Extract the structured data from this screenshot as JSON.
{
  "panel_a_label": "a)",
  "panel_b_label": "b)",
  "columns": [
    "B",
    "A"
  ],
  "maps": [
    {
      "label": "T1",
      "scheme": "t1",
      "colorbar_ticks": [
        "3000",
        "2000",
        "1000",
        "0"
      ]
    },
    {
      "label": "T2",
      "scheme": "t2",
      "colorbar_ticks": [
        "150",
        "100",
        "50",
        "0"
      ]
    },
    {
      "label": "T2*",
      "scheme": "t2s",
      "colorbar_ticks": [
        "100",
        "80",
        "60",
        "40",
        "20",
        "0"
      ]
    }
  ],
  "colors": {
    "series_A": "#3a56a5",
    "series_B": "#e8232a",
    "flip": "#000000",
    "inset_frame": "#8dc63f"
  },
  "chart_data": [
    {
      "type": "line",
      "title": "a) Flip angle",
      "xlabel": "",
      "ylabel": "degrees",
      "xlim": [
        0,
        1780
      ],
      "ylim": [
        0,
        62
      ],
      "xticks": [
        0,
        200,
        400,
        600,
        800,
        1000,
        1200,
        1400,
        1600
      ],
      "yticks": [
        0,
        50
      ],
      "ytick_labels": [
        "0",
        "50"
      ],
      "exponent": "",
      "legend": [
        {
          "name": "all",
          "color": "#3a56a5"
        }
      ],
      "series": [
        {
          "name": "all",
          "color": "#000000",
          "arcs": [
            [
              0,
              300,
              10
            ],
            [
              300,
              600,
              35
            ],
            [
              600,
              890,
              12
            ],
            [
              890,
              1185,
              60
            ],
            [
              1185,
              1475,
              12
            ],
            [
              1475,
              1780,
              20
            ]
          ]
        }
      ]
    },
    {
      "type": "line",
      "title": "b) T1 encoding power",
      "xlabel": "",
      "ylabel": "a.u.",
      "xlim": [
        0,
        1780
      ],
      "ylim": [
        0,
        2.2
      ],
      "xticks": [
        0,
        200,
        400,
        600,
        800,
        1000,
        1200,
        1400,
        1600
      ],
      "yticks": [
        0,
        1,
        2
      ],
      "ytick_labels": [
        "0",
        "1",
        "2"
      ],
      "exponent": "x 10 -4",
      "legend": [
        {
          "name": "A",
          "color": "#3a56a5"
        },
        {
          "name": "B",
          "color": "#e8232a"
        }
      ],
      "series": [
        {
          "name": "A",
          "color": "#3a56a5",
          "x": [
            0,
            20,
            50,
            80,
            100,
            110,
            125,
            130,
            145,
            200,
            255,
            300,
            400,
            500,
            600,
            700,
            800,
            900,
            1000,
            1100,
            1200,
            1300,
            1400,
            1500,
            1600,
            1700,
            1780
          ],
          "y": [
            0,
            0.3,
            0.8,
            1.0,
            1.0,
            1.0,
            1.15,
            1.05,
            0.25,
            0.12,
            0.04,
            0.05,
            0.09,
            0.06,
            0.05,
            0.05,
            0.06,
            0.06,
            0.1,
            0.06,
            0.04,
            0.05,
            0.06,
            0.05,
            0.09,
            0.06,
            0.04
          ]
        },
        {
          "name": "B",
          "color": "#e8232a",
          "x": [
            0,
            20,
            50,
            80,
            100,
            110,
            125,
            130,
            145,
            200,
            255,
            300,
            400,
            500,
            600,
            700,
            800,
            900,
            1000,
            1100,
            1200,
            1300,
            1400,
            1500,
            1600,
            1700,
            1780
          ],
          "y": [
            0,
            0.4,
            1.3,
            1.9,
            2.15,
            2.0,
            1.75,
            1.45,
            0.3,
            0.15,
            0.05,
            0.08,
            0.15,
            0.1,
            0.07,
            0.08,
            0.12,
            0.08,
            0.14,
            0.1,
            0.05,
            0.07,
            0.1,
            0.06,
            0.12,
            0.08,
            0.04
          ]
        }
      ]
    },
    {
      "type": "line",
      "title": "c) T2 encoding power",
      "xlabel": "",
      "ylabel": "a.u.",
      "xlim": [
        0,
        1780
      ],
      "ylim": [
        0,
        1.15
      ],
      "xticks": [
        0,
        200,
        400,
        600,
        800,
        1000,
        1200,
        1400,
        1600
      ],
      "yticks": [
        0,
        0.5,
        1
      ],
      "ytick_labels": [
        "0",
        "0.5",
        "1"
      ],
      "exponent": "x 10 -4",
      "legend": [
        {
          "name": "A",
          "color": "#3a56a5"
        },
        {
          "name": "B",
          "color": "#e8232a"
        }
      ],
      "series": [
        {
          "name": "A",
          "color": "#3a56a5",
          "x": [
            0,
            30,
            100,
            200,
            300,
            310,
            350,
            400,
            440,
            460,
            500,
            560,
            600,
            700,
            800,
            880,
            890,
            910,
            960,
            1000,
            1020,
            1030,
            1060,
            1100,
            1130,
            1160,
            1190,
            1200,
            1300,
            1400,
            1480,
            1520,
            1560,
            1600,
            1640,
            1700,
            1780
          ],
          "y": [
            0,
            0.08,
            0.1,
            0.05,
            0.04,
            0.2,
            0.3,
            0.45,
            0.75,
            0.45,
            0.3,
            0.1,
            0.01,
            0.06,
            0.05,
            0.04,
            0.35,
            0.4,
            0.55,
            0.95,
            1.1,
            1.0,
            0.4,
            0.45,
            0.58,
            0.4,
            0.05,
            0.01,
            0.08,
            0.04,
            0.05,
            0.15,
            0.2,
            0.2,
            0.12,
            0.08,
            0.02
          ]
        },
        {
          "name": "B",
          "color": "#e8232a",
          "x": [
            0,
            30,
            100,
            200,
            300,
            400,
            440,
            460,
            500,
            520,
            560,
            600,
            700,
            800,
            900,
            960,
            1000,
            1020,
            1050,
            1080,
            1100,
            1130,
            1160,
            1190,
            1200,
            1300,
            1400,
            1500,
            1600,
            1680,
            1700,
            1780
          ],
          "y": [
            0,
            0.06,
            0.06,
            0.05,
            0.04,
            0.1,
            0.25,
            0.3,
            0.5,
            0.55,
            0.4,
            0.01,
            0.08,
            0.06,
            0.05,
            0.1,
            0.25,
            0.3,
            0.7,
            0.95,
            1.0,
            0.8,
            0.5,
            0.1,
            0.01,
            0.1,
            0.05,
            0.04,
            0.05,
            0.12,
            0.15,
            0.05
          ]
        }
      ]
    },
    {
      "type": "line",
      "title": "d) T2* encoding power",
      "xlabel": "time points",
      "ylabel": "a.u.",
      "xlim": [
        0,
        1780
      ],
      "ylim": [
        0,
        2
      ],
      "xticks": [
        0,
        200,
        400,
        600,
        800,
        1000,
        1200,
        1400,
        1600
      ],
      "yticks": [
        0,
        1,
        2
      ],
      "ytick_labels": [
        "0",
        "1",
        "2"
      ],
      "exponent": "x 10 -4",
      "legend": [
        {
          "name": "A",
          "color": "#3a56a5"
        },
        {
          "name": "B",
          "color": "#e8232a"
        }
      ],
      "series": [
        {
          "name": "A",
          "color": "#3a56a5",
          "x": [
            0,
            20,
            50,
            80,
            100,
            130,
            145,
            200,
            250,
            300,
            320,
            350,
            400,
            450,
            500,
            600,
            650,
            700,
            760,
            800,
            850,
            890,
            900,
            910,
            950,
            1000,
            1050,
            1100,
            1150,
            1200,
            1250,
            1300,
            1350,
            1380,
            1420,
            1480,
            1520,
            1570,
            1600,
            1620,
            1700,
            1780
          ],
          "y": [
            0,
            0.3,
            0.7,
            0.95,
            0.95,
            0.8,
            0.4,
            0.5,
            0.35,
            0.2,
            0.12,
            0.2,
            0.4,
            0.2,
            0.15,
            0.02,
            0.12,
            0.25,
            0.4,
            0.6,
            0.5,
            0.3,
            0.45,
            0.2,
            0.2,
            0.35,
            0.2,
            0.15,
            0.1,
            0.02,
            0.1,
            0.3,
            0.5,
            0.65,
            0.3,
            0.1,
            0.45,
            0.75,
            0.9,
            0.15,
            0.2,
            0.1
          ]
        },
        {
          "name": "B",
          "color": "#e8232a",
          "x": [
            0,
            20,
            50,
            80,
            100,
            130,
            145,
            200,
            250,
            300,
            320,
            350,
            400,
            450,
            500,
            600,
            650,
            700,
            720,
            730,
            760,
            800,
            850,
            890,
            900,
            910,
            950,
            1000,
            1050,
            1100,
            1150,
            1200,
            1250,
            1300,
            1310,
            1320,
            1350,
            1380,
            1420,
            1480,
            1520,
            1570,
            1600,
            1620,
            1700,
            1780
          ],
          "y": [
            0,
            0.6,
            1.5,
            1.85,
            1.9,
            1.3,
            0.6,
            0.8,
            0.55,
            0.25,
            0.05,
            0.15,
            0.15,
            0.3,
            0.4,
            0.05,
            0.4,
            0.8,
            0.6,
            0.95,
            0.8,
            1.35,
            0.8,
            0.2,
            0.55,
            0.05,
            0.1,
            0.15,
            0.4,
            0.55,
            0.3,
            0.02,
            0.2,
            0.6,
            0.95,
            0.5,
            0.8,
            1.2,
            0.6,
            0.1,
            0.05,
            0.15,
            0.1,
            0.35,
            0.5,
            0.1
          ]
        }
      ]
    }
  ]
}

----------

> [Instructions for the task]: Which lines contain the word "title"? Copy each of them.

> [Task response]:
      "title": "a) Flip angle",
      "title": "b) T1 encoding power",
      "title": "c) T2 encoding power",
      "title": "d) T2* encoding power",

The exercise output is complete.